[start]
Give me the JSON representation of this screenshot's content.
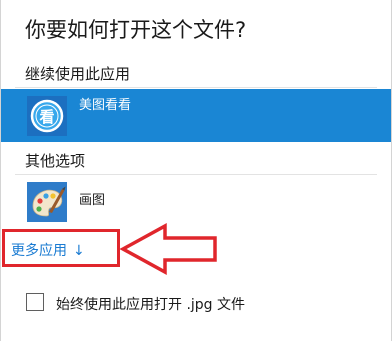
{
  "dialog": {
    "title": "你要如何打开这个文件?",
    "continue_section": "继续使用此应用",
    "current_app": {
      "name": "美图看看",
      "icon": "meitu-kankan-icon",
      "icon_glyph": "看"
    },
    "other_section": "其他选项",
    "other_apps": [
      {
        "name": "画图",
        "icon": "paint-palette-icon"
      }
    ],
    "more_apps": {
      "label": "更多应用",
      "arrow": "↓"
    },
    "always_use": {
      "label": "始终使用此应用打开 .jpg 文件",
      "checked": false
    }
  },
  "colors": {
    "selected_bg": "#1a86d4",
    "link": "#1a7bd2",
    "annotation": "#e0262c"
  }
}
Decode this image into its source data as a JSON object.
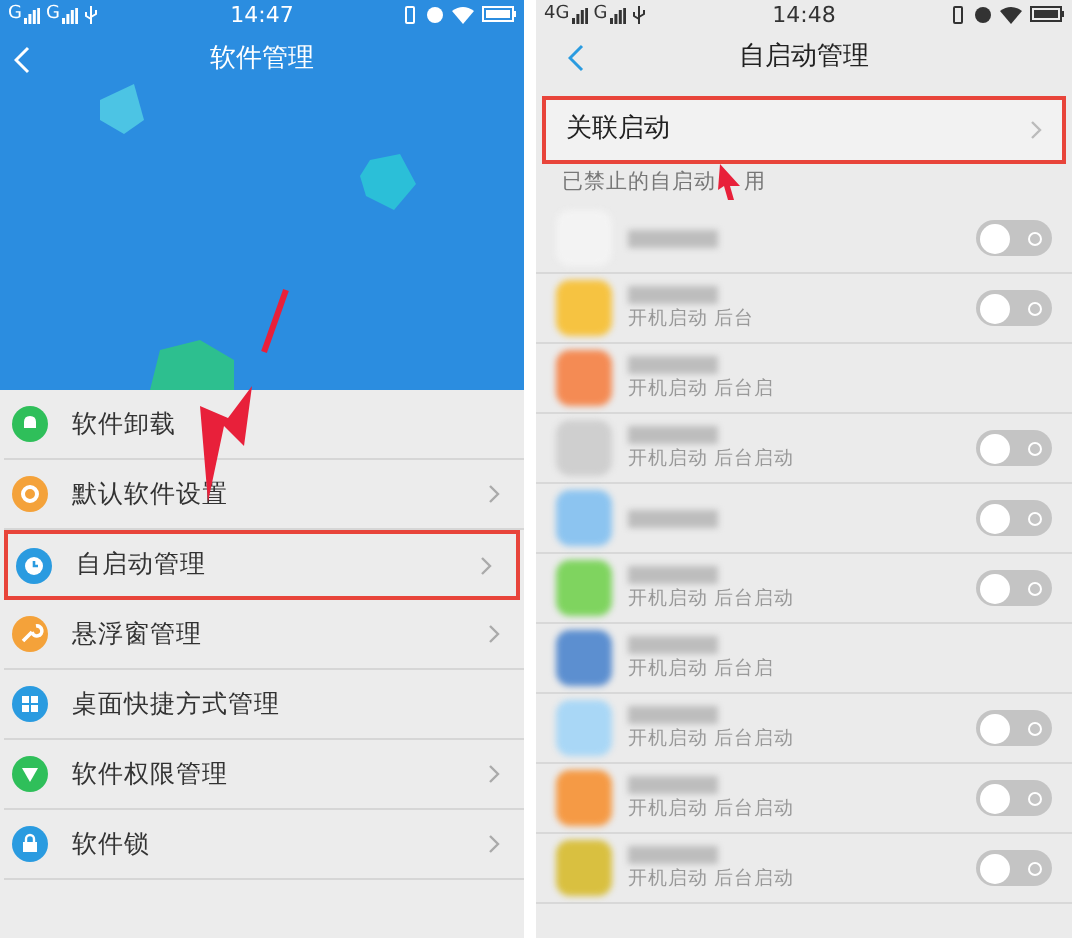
{
  "left_screen": {
    "status_bar": {
      "signals": [
        "G",
        "G"
      ],
      "time": "14:47"
    },
    "title": "软件管理",
    "menu": [
      {
        "label": "软件卸载",
        "color": "#2fbf5a",
        "chevron": false,
        "highlighted": false
      },
      {
        "label": "默认软件设置",
        "color": "#f4a23a",
        "chevron": true,
        "highlighted": false
      },
      {
        "label": "自启动管理",
        "color": "#2a9be0",
        "chevron": true,
        "highlighted": true
      },
      {
        "label": "悬浮窗管理",
        "color": "#f4a23a",
        "chevron": true,
        "highlighted": false
      },
      {
        "label": "桌面快捷方式管理",
        "color": "#2a9be0",
        "chevron": false,
        "highlighted": false
      },
      {
        "label": "软件权限管理",
        "color": "#2fbf5a",
        "chevron": true,
        "highlighted": false
      },
      {
        "label": "软件锁",
        "color": "#2a9be0",
        "chevron": true,
        "highlighted": false
      }
    ]
  },
  "right_screen": {
    "status_bar": {
      "signals": [
        "4G",
        "G"
      ],
      "time": "14:48"
    },
    "title": "自启动管理",
    "linked_row": {
      "label": "关联启动",
      "highlighted": true
    },
    "section_label": [
      "已禁止的自启动",
      "用"
    ],
    "apps": [
      {
        "kind": "toggle",
        "color": "#f3f3f3",
        "on": false
      },
      {
        "kind": "toggle",
        "color": "#f6c341",
        "subtitle": "开机启动 后台",
        "on": false
      },
      {
        "kind": "plain",
        "color": "#f48b54",
        "subtitle": "开机启动 后台启"
      },
      {
        "kind": "toggle",
        "color": "#cfcfcf",
        "subtitle": "开机启动 后台启动",
        "on": false
      },
      {
        "kind": "toggle",
        "color": "#8cc4f0",
        "on": false
      },
      {
        "kind": "toggle",
        "color": "#7fd45f",
        "subtitle": "开机启动 后台启动",
        "on": false
      },
      {
        "kind": "plain",
        "color": "#5c8fd0",
        "subtitle": "开机启动 后台启"
      },
      {
        "kind": "toggle",
        "color": "#a9d7f6",
        "subtitle": "开机启动 后台启动",
        "on": false
      },
      {
        "kind": "toggle",
        "color": "#f59a45",
        "subtitle": "开机启动 后台启动",
        "on": false
      },
      {
        "kind": "toggle",
        "color": "#d9c040",
        "subtitle": "开机启动 后台启动",
        "on": false
      }
    ]
  }
}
[end]
* **What the task requires**: Using the listing above, show each line holding the string "this".

* **Full answer**:
Give me the JSON representation of this screenshot's content.
Decode this image into its source data as a JSON object.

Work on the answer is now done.